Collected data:
** Start **
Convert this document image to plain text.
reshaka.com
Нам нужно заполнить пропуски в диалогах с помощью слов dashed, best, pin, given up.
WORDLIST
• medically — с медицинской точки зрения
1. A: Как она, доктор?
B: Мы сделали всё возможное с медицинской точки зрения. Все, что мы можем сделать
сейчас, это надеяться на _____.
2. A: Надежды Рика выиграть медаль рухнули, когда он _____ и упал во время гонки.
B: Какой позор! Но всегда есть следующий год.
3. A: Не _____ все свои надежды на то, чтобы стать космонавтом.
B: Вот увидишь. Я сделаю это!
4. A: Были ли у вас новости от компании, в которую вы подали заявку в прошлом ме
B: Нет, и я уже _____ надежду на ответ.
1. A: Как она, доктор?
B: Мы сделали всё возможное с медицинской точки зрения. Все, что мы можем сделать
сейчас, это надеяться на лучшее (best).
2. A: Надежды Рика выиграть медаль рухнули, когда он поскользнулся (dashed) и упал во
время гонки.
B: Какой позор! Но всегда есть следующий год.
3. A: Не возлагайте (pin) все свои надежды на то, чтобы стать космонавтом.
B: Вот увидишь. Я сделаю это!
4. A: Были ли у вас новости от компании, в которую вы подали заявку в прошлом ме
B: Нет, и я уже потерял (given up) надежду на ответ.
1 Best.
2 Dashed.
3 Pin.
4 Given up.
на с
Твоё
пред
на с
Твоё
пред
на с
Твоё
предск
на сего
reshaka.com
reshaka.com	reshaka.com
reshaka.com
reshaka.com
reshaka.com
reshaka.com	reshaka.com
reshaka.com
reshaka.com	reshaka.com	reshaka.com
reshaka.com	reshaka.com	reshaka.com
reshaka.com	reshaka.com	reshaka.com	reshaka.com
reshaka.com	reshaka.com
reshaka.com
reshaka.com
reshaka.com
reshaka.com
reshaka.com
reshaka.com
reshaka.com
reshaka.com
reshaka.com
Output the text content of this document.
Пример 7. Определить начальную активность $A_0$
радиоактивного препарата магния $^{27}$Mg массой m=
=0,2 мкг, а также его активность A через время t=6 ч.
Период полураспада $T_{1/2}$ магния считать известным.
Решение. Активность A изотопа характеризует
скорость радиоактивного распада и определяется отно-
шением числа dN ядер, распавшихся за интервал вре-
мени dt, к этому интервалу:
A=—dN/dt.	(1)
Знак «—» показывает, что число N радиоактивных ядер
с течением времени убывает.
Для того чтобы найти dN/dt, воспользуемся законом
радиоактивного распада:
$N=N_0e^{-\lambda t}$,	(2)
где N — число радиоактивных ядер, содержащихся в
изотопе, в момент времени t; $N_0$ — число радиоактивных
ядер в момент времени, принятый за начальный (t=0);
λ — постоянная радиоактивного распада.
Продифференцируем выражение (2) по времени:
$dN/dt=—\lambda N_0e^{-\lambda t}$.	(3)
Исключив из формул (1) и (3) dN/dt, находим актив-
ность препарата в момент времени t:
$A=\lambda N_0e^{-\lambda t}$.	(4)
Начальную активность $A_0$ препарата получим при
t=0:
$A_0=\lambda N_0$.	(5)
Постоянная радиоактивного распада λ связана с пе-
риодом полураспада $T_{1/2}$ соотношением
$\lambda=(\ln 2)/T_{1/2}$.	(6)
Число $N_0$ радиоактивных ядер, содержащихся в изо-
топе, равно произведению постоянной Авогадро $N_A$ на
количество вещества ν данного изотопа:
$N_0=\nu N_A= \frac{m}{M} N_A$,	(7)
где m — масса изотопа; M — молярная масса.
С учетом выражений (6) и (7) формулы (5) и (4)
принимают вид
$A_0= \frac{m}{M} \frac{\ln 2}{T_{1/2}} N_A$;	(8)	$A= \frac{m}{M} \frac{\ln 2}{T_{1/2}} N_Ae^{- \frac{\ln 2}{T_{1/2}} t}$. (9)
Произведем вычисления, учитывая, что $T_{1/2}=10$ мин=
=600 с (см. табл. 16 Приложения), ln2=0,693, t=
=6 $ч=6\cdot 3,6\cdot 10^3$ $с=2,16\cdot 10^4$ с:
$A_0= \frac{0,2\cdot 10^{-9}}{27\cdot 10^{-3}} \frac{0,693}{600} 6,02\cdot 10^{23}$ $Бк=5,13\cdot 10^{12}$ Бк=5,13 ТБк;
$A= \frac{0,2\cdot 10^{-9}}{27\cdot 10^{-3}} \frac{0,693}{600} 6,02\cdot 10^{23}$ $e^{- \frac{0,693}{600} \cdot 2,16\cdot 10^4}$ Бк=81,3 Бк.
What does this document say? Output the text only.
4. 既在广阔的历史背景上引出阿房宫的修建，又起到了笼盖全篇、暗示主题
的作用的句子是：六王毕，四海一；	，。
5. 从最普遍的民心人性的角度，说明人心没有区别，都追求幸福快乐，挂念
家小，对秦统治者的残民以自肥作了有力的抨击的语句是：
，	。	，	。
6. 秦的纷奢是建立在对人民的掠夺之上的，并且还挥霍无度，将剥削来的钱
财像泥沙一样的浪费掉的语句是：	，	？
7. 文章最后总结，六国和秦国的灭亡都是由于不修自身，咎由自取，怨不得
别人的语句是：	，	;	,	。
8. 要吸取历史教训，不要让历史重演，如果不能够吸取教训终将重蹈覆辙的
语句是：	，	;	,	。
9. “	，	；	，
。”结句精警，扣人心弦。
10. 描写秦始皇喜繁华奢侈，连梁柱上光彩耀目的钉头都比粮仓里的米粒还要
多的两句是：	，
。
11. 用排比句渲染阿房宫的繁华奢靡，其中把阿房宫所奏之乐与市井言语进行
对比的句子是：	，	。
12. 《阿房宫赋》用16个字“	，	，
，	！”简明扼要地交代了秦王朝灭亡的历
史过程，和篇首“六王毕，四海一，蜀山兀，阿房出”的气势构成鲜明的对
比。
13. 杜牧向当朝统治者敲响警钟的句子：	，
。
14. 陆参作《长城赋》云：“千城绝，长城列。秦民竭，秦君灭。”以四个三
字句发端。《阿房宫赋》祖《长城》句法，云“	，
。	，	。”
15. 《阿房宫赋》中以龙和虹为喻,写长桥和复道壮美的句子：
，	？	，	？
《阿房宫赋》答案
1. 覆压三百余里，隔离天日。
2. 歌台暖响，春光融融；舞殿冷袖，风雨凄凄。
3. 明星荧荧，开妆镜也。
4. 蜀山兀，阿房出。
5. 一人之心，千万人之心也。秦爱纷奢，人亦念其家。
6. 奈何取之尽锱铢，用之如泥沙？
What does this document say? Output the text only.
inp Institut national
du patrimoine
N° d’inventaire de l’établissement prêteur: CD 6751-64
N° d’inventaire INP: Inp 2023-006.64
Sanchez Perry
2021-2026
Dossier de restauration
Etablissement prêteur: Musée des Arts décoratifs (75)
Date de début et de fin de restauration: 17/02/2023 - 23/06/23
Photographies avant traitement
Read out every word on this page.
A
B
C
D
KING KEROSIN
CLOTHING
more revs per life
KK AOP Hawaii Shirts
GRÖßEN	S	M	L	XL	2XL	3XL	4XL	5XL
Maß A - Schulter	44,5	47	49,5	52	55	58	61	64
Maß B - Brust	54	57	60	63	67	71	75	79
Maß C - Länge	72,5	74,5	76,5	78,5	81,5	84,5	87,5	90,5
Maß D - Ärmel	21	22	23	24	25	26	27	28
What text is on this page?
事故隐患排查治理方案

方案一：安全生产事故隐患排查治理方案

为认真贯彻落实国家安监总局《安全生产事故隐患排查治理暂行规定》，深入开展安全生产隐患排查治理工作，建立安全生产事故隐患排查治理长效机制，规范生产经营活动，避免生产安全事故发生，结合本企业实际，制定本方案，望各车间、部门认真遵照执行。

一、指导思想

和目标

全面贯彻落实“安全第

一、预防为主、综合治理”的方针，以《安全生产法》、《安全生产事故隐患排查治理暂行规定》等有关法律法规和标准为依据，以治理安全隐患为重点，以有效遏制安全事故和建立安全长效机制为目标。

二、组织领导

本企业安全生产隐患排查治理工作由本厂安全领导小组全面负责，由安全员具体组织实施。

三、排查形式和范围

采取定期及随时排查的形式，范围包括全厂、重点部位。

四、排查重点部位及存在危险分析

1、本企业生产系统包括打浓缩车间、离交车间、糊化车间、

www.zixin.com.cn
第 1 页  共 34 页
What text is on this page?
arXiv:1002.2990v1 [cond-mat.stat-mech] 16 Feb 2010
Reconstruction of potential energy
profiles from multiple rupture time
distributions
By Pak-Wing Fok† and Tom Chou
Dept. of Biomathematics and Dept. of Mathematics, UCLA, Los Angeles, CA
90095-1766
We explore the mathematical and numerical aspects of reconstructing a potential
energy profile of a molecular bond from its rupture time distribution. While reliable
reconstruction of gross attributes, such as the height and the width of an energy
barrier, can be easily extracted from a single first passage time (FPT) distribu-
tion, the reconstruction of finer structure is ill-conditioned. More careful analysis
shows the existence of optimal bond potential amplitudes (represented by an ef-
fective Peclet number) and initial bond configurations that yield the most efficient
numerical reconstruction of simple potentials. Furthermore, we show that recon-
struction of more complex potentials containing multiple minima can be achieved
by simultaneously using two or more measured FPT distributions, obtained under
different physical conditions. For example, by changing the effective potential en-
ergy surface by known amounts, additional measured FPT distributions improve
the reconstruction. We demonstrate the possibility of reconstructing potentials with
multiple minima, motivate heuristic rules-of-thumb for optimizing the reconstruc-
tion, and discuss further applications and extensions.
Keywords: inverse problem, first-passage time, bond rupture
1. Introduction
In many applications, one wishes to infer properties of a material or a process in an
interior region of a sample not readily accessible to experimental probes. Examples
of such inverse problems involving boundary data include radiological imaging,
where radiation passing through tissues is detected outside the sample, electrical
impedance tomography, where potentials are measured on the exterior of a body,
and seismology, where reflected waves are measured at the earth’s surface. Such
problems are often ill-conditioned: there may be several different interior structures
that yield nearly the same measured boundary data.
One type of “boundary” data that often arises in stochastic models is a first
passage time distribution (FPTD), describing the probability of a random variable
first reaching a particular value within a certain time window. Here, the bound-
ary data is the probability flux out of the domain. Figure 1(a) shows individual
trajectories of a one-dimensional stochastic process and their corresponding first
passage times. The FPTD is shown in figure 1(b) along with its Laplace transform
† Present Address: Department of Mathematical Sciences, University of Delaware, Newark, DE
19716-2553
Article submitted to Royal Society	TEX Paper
** End **
What is asked:
Report all lines of the material that contain the word "prêteur".

Expected output:
N° d’inventaire de l’établissement prêteur: CD 6751-64
Etablissement prêteur: Musée des Arts décoratifs (75)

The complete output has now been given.